▸ **Directions**: What is the number of lines containing the string "Sites"? Answer with the number only.

[Extracted data entries]
%%

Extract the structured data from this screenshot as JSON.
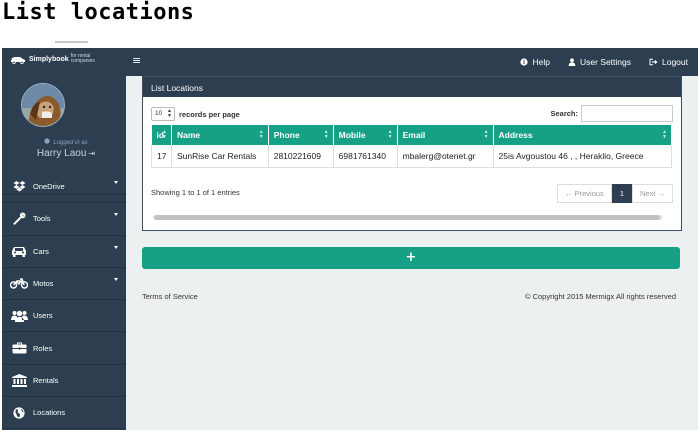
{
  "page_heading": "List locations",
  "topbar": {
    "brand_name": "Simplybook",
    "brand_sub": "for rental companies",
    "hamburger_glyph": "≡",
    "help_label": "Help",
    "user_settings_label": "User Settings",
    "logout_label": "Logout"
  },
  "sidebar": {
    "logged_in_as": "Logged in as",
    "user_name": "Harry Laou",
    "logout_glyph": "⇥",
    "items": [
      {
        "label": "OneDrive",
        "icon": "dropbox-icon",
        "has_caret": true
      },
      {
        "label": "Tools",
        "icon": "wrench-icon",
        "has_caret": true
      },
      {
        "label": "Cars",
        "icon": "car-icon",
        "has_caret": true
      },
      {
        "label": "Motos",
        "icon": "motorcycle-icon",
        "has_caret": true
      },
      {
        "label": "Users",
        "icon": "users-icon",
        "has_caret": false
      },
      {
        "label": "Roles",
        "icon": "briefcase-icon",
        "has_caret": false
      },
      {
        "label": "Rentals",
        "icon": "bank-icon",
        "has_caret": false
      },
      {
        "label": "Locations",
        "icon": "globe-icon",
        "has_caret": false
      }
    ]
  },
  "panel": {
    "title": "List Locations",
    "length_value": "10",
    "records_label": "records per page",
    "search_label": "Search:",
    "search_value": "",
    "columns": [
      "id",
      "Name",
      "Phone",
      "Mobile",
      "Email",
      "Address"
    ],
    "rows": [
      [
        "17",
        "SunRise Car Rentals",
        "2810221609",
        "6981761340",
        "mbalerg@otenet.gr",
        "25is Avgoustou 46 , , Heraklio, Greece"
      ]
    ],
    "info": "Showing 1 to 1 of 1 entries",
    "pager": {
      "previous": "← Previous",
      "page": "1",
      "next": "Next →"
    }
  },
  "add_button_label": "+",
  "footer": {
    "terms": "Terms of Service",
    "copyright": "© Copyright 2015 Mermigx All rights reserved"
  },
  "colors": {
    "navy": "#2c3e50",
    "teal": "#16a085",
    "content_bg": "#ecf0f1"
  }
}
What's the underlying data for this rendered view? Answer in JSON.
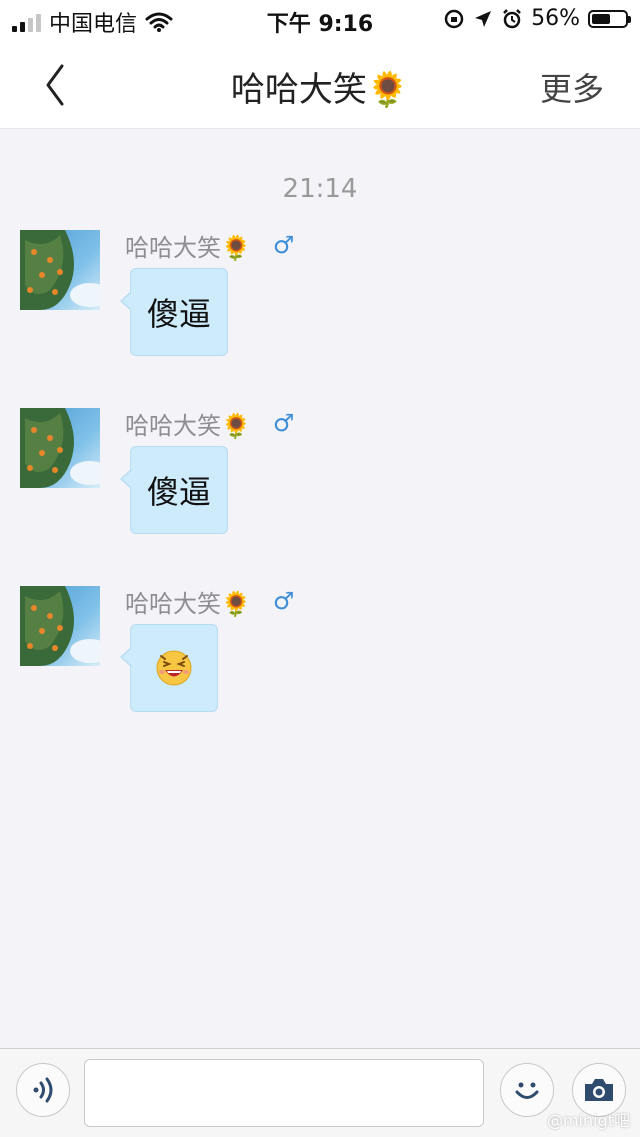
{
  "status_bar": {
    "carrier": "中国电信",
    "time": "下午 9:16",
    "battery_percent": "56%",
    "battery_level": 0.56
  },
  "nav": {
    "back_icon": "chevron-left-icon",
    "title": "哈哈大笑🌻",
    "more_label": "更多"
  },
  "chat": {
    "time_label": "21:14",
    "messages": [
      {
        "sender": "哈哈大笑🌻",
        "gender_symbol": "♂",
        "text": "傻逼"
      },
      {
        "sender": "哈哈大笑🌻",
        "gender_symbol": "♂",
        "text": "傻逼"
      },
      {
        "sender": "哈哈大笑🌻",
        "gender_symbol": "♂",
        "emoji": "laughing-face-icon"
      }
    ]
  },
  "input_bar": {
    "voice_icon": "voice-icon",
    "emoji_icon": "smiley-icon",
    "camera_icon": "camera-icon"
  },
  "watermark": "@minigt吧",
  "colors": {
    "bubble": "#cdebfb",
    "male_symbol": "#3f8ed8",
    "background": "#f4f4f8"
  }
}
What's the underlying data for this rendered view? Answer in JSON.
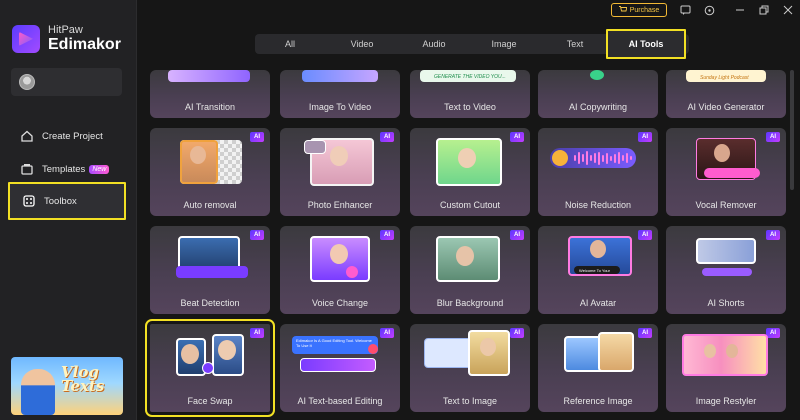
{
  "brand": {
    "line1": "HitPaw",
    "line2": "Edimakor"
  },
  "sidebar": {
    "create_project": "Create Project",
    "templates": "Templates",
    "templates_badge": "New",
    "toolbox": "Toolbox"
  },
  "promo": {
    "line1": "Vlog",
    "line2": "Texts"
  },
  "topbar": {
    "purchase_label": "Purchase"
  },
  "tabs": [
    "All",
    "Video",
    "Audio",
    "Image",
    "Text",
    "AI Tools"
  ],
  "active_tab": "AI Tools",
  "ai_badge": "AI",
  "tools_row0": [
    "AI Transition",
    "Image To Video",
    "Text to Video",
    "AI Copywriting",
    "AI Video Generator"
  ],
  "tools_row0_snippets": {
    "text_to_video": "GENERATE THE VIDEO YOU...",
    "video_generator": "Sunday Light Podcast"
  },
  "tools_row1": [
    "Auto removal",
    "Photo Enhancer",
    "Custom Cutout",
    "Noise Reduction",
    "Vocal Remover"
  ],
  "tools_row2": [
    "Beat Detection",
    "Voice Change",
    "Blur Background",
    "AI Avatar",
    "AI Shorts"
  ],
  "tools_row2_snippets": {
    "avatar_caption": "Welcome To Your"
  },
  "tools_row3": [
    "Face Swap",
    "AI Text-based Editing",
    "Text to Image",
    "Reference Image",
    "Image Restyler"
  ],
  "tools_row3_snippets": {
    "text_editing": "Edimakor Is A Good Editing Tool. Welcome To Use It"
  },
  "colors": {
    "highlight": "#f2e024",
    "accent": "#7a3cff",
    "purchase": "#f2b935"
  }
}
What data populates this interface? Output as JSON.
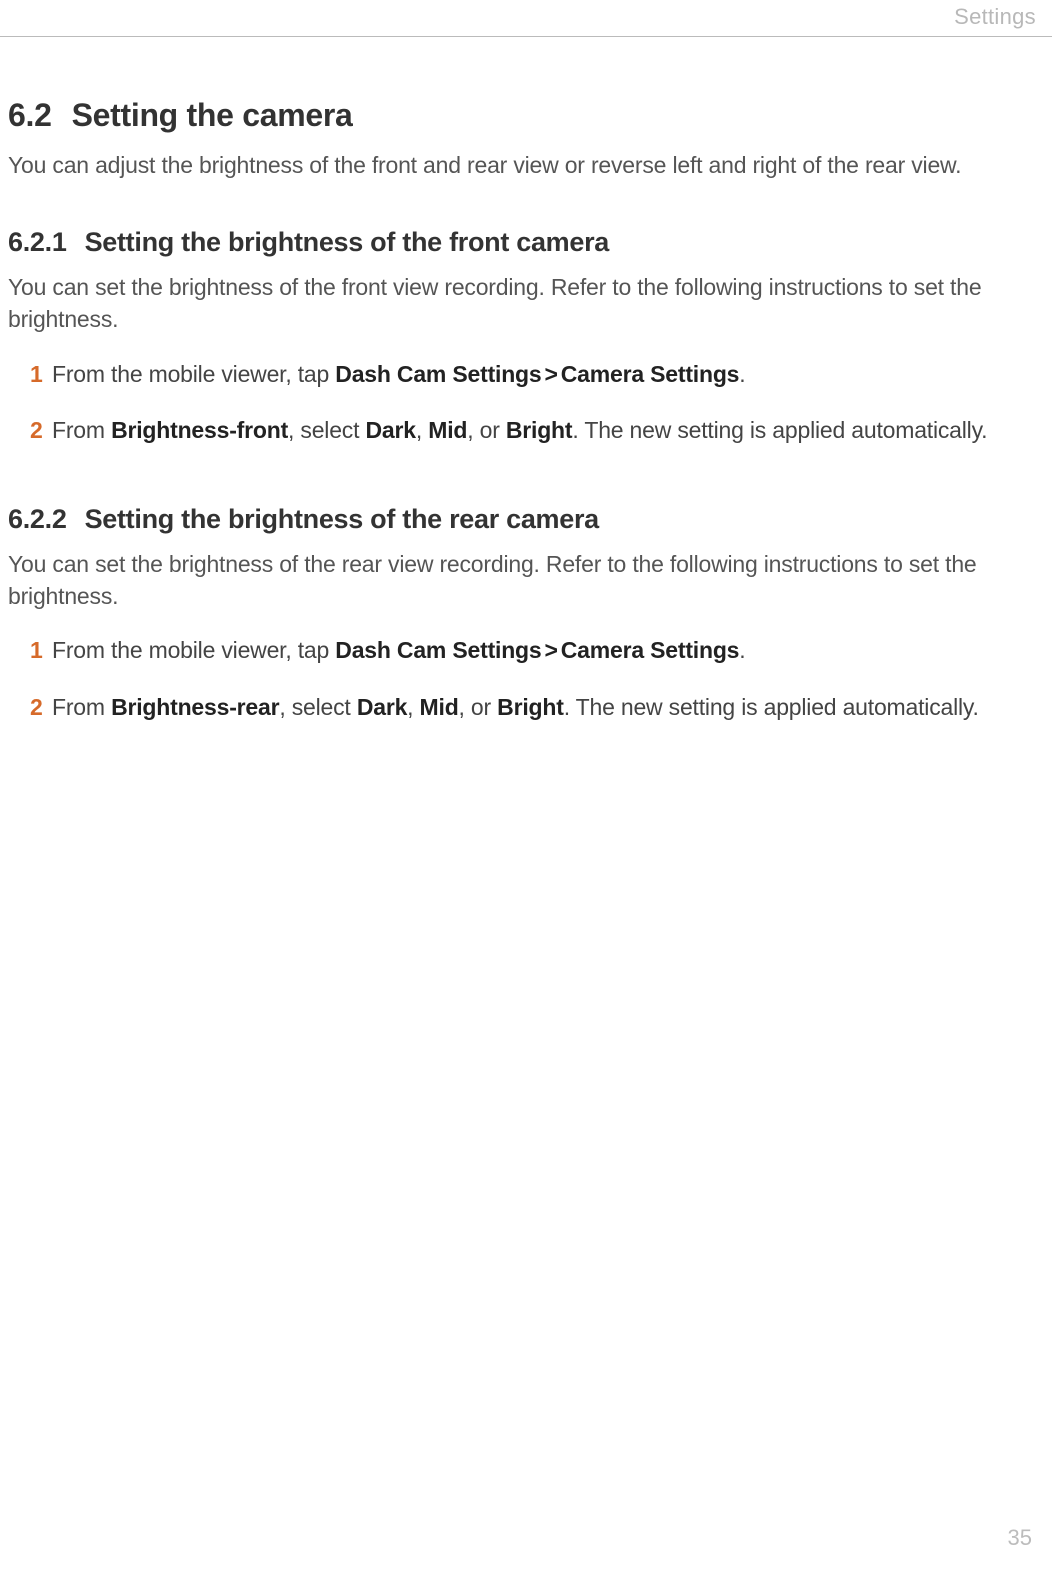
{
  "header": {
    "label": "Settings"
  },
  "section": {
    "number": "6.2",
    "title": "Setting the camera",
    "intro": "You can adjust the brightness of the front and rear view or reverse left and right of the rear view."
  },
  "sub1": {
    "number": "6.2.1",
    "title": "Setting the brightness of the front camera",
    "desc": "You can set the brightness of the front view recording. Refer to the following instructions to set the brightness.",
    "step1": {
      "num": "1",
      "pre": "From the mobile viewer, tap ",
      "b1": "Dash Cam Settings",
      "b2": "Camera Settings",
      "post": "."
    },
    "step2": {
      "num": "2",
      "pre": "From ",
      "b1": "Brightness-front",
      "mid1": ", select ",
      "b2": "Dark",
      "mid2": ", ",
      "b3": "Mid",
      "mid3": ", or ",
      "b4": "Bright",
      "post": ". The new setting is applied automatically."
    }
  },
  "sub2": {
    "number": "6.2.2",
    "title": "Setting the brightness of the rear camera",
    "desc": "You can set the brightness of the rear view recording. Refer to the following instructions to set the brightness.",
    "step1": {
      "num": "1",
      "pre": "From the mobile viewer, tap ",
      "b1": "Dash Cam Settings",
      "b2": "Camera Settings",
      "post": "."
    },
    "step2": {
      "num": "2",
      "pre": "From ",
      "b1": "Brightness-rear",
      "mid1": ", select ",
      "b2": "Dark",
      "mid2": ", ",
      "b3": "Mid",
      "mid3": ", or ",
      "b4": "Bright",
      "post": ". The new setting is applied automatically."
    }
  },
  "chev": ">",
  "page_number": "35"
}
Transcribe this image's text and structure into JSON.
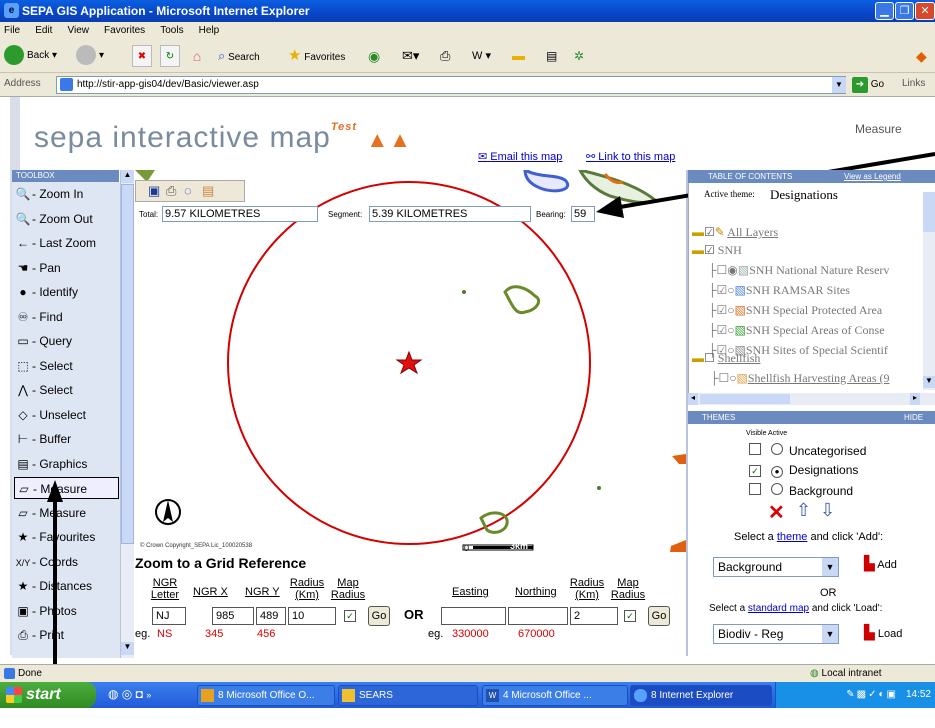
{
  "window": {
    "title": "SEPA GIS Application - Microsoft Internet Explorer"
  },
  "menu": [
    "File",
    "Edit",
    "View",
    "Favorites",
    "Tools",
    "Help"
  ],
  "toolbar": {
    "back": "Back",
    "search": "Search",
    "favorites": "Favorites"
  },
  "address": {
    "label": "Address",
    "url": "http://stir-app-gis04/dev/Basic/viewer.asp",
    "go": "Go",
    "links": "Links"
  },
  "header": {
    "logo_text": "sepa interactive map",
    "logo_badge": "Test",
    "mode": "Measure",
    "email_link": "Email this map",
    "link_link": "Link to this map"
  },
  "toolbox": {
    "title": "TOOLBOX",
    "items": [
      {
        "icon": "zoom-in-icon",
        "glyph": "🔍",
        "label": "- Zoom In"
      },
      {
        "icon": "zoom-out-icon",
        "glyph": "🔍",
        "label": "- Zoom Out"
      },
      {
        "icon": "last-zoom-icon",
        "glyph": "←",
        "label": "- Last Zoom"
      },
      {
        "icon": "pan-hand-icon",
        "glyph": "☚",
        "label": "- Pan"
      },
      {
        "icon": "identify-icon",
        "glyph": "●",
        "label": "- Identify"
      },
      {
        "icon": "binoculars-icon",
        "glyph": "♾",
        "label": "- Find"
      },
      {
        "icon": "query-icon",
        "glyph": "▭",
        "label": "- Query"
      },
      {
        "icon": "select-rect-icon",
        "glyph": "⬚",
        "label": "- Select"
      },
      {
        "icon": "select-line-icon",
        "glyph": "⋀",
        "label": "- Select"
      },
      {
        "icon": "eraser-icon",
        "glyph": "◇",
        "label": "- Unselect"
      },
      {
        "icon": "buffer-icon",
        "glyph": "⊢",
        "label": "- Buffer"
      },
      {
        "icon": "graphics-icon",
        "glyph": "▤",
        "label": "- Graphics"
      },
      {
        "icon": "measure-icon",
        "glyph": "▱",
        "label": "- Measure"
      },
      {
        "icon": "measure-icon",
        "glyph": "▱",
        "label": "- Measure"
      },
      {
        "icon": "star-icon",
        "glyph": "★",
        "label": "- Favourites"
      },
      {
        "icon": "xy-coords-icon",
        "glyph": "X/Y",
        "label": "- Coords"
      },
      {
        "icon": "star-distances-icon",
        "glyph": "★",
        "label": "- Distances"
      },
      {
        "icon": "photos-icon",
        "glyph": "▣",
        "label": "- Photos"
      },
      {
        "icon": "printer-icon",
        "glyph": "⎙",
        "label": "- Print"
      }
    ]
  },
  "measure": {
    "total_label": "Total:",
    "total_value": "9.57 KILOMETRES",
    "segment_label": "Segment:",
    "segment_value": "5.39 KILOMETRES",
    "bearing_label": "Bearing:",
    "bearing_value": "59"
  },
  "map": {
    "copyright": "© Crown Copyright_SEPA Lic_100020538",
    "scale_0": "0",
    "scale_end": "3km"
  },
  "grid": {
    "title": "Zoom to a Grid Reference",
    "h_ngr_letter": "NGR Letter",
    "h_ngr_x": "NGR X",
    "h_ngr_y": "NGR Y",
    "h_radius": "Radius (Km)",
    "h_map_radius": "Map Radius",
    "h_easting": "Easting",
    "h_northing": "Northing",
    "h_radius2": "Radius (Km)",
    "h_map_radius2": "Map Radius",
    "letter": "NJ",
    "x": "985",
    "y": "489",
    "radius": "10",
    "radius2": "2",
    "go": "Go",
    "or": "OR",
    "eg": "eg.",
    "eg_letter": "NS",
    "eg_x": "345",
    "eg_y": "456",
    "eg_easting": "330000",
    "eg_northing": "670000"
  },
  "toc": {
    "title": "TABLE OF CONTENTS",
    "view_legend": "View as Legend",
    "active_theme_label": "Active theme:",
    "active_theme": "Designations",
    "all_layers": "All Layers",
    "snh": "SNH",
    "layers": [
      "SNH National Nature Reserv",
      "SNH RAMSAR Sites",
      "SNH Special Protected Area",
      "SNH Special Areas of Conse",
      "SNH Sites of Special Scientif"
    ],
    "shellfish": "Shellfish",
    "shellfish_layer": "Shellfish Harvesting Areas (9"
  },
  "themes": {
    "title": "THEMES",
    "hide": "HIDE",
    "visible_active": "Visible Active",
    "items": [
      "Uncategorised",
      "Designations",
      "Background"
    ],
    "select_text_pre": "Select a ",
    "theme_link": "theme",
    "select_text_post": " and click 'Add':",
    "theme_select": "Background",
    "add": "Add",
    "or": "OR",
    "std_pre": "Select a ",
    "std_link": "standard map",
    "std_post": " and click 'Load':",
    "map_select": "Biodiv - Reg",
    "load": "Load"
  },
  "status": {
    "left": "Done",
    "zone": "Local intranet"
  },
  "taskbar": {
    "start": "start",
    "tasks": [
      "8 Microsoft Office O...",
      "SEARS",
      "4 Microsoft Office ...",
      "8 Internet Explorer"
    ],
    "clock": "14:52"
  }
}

%%

▸ **Answer in full**: 2